### Stated goal
Could you rewrite the records below with every "Polygon shape" changed to "Polygon outline", keeping everything else the same and leaving out the pictures?

### Task inputs
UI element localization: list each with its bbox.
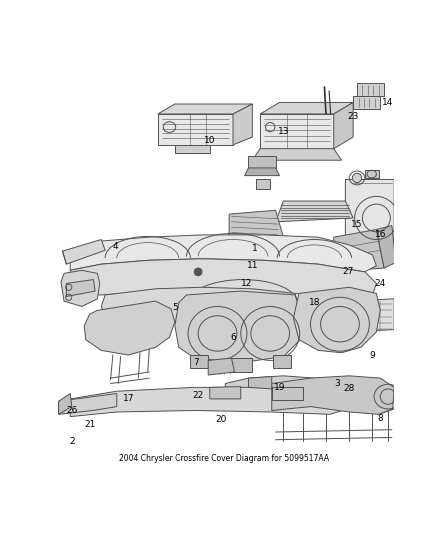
Polygon shape <box>191 355 208 368</box>
Polygon shape <box>70 387 349 417</box>
Polygon shape <box>272 387 303 400</box>
Polygon shape <box>70 235 376 272</box>
Text: 10: 10 <box>204 136 215 146</box>
Text: 7: 7 <box>193 358 199 367</box>
Polygon shape <box>63 239 105 264</box>
Text: 1: 1 <box>252 244 258 253</box>
Polygon shape <box>225 376 334 405</box>
Polygon shape <box>334 230 384 272</box>
Polygon shape <box>158 104 252 114</box>
Polygon shape <box>365 170 379 178</box>
Text: 5: 5 <box>172 303 178 312</box>
Text: 18: 18 <box>309 298 320 307</box>
Polygon shape <box>260 114 334 149</box>
Polygon shape <box>346 180 394 272</box>
Polygon shape <box>322 270 365 318</box>
Text: 13: 13 <box>278 127 289 136</box>
Polygon shape <box>175 291 303 363</box>
Polygon shape <box>233 104 252 145</box>
Text: 26: 26 <box>66 406 78 415</box>
Polygon shape <box>210 386 241 399</box>
Text: 2004 Chrysler Crossfire Cover Diagram for 5099517AA: 2004 Chrysler Crossfire Cover Diagram fo… <box>120 454 329 463</box>
Text: 16: 16 <box>374 230 386 239</box>
Polygon shape <box>175 145 210 152</box>
Ellipse shape <box>352 173 362 182</box>
Polygon shape <box>245 168 279 175</box>
Polygon shape <box>318 299 394 334</box>
Polygon shape <box>357 83 384 96</box>
Polygon shape <box>248 156 276 168</box>
Text: 20: 20 <box>215 415 227 424</box>
Polygon shape <box>84 301 175 355</box>
Polygon shape <box>353 96 380 109</box>
Text: 9: 9 <box>370 351 375 360</box>
Text: 4: 4 <box>113 242 118 251</box>
Text: 28: 28 <box>343 384 355 393</box>
Polygon shape <box>70 259 376 301</box>
Polygon shape <box>229 358 252 372</box>
Text: 6: 6 <box>230 333 236 342</box>
Polygon shape <box>276 201 353 222</box>
Text: 2: 2 <box>69 437 74 446</box>
Polygon shape <box>59 393 72 414</box>
Polygon shape <box>208 358 235 375</box>
Polygon shape <box>61 270 100 306</box>
Polygon shape <box>260 102 353 114</box>
Polygon shape <box>248 377 272 389</box>
Polygon shape <box>59 393 117 414</box>
Ellipse shape <box>194 268 202 276</box>
Polygon shape <box>101 287 299 322</box>
Text: 27: 27 <box>342 268 353 276</box>
Polygon shape <box>272 376 394 414</box>
Text: 3: 3 <box>335 379 340 388</box>
Text: 12: 12 <box>241 279 253 288</box>
Polygon shape <box>256 180 270 189</box>
Polygon shape <box>293 287 380 353</box>
Text: 24: 24 <box>374 279 386 288</box>
Text: 23: 23 <box>347 112 359 121</box>
Text: 11: 11 <box>247 261 258 270</box>
Polygon shape <box>273 355 291 368</box>
Text: 17: 17 <box>123 394 134 403</box>
Polygon shape <box>252 149 342 160</box>
Polygon shape <box>229 210 283 245</box>
Text: 15: 15 <box>351 220 363 229</box>
Text: 19: 19 <box>274 383 285 392</box>
Polygon shape <box>334 102 353 149</box>
Text: 8: 8 <box>378 414 383 423</box>
Text: 22: 22 <box>192 391 204 400</box>
Polygon shape <box>376 225 396 268</box>
Polygon shape <box>67 280 95 296</box>
Text: 21: 21 <box>84 420 95 429</box>
Polygon shape <box>158 114 233 145</box>
Text: 14: 14 <box>382 98 394 107</box>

### Result of the task
UI element localization: list each with its bbox.
Polygon outline <box>191 355 208 368</box>
Polygon outline <box>70 387 349 417</box>
Polygon outline <box>272 387 303 400</box>
Polygon outline <box>70 235 376 272</box>
Text: 10: 10 <box>204 136 215 146</box>
Text: 7: 7 <box>193 358 199 367</box>
Polygon outline <box>63 239 105 264</box>
Text: 1: 1 <box>252 244 258 253</box>
Polygon outline <box>225 376 334 405</box>
Polygon outline <box>334 230 384 272</box>
Polygon outline <box>158 104 252 114</box>
Polygon outline <box>365 170 379 178</box>
Text: 5: 5 <box>172 303 178 312</box>
Text: 18: 18 <box>309 298 320 307</box>
Polygon outline <box>260 114 334 149</box>
Polygon outline <box>346 180 394 272</box>
Polygon outline <box>322 270 365 318</box>
Text: 13: 13 <box>278 127 289 136</box>
Polygon outline <box>175 291 303 363</box>
Polygon outline <box>233 104 252 145</box>
Text: 26: 26 <box>66 406 78 415</box>
Polygon outline <box>210 386 241 399</box>
Text: 2004 Chrysler Crossfire Cover Diagram for 5099517AA: 2004 Chrysler Crossfire Cover Diagram fo… <box>120 454 329 463</box>
Text: 16: 16 <box>374 230 386 239</box>
Polygon outline <box>175 145 210 152</box>
Ellipse shape <box>352 173 362 182</box>
Polygon outline <box>245 168 279 175</box>
Polygon outline <box>318 299 394 334</box>
Polygon outline <box>357 83 384 96</box>
Polygon outline <box>248 156 276 168</box>
Text: 20: 20 <box>215 415 227 424</box>
Polygon outline <box>84 301 175 355</box>
Polygon outline <box>353 96 380 109</box>
Text: 9: 9 <box>370 351 375 360</box>
Text: 4: 4 <box>113 242 118 251</box>
Text: 28: 28 <box>343 384 355 393</box>
Polygon outline <box>70 259 376 301</box>
Polygon outline <box>229 358 252 372</box>
Text: 6: 6 <box>230 333 236 342</box>
Polygon outline <box>276 201 353 222</box>
Text: 2: 2 <box>69 437 74 446</box>
Polygon outline <box>59 393 72 414</box>
Polygon outline <box>208 358 235 375</box>
Polygon outline <box>61 270 100 306</box>
Polygon outline <box>260 102 353 114</box>
Polygon outline <box>248 377 272 389</box>
Polygon outline <box>59 393 117 414</box>
Ellipse shape <box>194 268 202 276</box>
Polygon outline <box>101 287 299 322</box>
Text: 27: 27 <box>342 268 353 276</box>
Polygon outline <box>272 376 394 414</box>
Text: 3: 3 <box>335 379 340 388</box>
Text: 12: 12 <box>241 279 253 288</box>
Polygon outline <box>256 180 270 189</box>
Polygon outline <box>293 287 380 353</box>
Text: 24: 24 <box>374 279 386 288</box>
Text: 23: 23 <box>347 112 359 121</box>
Text: 11: 11 <box>247 261 258 270</box>
Polygon outline <box>273 355 291 368</box>
Text: 17: 17 <box>123 394 134 403</box>
Polygon outline <box>252 149 342 160</box>
Polygon outline <box>229 210 283 245</box>
Text: 15: 15 <box>351 220 363 229</box>
Text: 19: 19 <box>274 383 285 392</box>
Polygon outline <box>334 102 353 149</box>
Text: 8: 8 <box>378 414 383 423</box>
Text: 22: 22 <box>192 391 204 400</box>
Polygon outline <box>376 225 396 268</box>
Polygon outline <box>67 280 95 296</box>
Text: 21: 21 <box>84 420 95 429</box>
Polygon outline <box>158 114 233 145</box>
Text: 14: 14 <box>382 98 394 107</box>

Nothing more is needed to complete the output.